:: Listed entries ::

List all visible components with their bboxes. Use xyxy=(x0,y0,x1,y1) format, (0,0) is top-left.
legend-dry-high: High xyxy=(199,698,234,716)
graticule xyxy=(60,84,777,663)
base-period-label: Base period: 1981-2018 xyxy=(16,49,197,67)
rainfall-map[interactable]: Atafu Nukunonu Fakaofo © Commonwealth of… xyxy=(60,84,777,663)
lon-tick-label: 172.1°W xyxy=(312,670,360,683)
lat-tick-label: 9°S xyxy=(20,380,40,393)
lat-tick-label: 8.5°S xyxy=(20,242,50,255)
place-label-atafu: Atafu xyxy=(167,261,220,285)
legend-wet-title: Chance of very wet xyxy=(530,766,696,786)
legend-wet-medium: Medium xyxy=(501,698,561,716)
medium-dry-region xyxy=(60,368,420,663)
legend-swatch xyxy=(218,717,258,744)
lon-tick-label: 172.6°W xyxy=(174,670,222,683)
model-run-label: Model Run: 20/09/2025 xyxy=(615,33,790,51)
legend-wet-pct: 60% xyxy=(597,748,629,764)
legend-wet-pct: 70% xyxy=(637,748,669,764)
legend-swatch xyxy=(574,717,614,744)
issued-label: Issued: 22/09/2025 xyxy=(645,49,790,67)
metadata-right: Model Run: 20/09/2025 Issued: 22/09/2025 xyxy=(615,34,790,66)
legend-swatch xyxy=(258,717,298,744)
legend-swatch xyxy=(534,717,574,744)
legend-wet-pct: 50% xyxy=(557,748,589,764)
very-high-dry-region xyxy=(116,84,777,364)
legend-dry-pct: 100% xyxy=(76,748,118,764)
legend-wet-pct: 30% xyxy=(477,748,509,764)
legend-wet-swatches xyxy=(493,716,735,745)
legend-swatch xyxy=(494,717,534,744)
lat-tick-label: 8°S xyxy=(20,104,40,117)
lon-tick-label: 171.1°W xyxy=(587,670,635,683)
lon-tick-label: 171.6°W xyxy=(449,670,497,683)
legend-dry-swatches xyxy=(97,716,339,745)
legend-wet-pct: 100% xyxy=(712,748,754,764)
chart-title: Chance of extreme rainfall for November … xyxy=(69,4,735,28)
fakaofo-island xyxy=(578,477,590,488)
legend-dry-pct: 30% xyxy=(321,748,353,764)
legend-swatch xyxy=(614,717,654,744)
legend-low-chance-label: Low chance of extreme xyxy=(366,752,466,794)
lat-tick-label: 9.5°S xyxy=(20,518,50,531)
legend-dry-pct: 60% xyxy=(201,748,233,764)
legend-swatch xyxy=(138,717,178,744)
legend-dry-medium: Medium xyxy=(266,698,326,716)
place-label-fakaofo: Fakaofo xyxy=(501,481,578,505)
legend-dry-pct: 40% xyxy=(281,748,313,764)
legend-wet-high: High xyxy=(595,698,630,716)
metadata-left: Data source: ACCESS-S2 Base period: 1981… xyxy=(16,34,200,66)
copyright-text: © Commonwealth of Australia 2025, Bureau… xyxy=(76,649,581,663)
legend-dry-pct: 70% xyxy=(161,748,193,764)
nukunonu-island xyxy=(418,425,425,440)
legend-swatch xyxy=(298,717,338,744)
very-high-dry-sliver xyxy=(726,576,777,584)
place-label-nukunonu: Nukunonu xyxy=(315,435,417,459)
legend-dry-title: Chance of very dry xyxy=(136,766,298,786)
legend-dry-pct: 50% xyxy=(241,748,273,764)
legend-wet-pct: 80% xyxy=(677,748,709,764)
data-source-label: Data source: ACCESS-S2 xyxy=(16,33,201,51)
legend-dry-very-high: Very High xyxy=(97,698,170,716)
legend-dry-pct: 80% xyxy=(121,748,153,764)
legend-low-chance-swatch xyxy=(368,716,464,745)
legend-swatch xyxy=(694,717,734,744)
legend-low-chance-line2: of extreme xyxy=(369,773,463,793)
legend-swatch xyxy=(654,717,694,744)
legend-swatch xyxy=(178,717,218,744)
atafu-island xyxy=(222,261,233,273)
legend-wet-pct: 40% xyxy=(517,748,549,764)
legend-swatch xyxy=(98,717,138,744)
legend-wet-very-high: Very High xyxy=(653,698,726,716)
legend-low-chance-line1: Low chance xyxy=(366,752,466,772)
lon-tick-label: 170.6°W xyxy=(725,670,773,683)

:::

Task description: Give the rows above again with every "legend-swatch" renamed to "legend-chip", keeping everything else unchanged.

Task response:
List all visible components with their bboxes. Use xyxy=(x0,y0,x1,y1) format, (0,0) is top-left.
legend-dry-high: High xyxy=(199,698,234,716)
graticule xyxy=(60,84,777,663)
base-period-label: Base period: 1981-2018 xyxy=(16,49,197,67)
rainfall-map[interactable]: Atafu Nukunonu Fakaofo © Commonwealth of… xyxy=(60,84,777,663)
lon-tick-label: 172.1°W xyxy=(312,670,360,683)
lat-tick-label: 9°S xyxy=(20,380,40,393)
lat-tick-label: 8.5°S xyxy=(20,242,50,255)
place-label-atafu: Atafu xyxy=(167,261,220,285)
legend-wet-title: Chance of very wet xyxy=(530,766,696,786)
legend-wet-medium: Medium xyxy=(501,698,561,716)
medium-dry-region xyxy=(60,368,420,663)
legend-chip xyxy=(218,717,258,744)
lon-tick-label: 172.6°W xyxy=(174,670,222,683)
model-run-label: Model Run: 20/09/2025 xyxy=(615,33,790,51)
legend-wet-pct: 60% xyxy=(597,748,629,764)
legend-wet-pct: 70% xyxy=(637,748,669,764)
legend-chip xyxy=(574,717,614,744)
issued-label: Issued: 22/09/2025 xyxy=(645,49,790,67)
metadata-right: Model Run: 20/09/2025 Issued: 22/09/2025 xyxy=(615,34,790,66)
legend-chip xyxy=(258,717,298,744)
legend-chip xyxy=(534,717,574,744)
legend-wet-pct: 50% xyxy=(557,748,589,764)
very-high-dry-region xyxy=(116,84,777,364)
legend-dry-pct: 100% xyxy=(76,748,118,764)
legend-wet-pct: 30% xyxy=(477,748,509,764)
legend-wet-swatches xyxy=(493,716,735,745)
legend-chip xyxy=(494,717,534,744)
lat-tick-label: 8°S xyxy=(20,104,40,117)
lon-tick-label: 171.1°W xyxy=(587,670,635,683)
lon-tick-label: 171.6°W xyxy=(449,670,497,683)
legend-dry-swatches xyxy=(97,716,339,745)
legend-wet-pct: 100% xyxy=(712,748,754,764)
chart-title: Chance of extreme rainfall for November … xyxy=(69,4,735,28)
fakaofo-island xyxy=(578,477,590,488)
legend-dry-pct: 30% xyxy=(321,748,353,764)
legend-chip xyxy=(614,717,654,744)
legend-low-chance-label: Low chance of extreme xyxy=(366,752,466,794)
lat-tick-label: 9.5°S xyxy=(20,518,50,531)
legend-dry-pct: 60% xyxy=(201,748,233,764)
legend-chip xyxy=(138,717,178,744)
legend-dry-medium: Medium xyxy=(266,698,326,716)
place-label-fakaofo: Fakaofo xyxy=(501,481,578,505)
legend-dry-pct: 40% xyxy=(281,748,313,764)
legend-wet-high: High xyxy=(595,698,630,716)
metadata-left: Data source: ACCESS-S2 Base period: 1981… xyxy=(16,34,200,66)
copyright-text: © Commonwealth of Australia 2025, Bureau… xyxy=(76,649,581,663)
legend-dry-pct: 70% xyxy=(161,748,193,764)
nukunonu-island xyxy=(418,425,425,440)
legend-chip xyxy=(298,717,338,744)
very-high-dry-sliver xyxy=(726,576,777,584)
place-label-nukunonu: Nukunonu xyxy=(315,435,417,459)
legend-dry-title: Chance of very dry xyxy=(136,766,298,786)
legend-dry-pct: 50% xyxy=(241,748,273,764)
legend-wet-pct: 80% xyxy=(677,748,709,764)
data-source-label: Data source: ACCESS-S2 xyxy=(16,33,201,51)
legend-dry-very-high: Very High xyxy=(97,698,170,716)
legend-dry-pct: 80% xyxy=(121,748,153,764)
legend-low-chance-swatch xyxy=(368,716,464,745)
legend-chip xyxy=(694,717,734,744)
legend-low-chance-line2: of extreme xyxy=(369,773,463,793)
legend-chip xyxy=(654,717,694,744)
legend-chip xyxy=(178,717,218,744)
atafu-island xyxy=(222,261,233,273)
legend-wet-pct: 40% xyxy=(517,748,549,764)
legend-chip xyxy=(98,717,138,744)
legend-wet-very-high: Very High xyxy=(653,698,726,716)
legend-low-chance-line1: Low chance xyxy=(366,752,466,772)
lon-tick-label: 170.6°W xyxy=(725,670,773,683)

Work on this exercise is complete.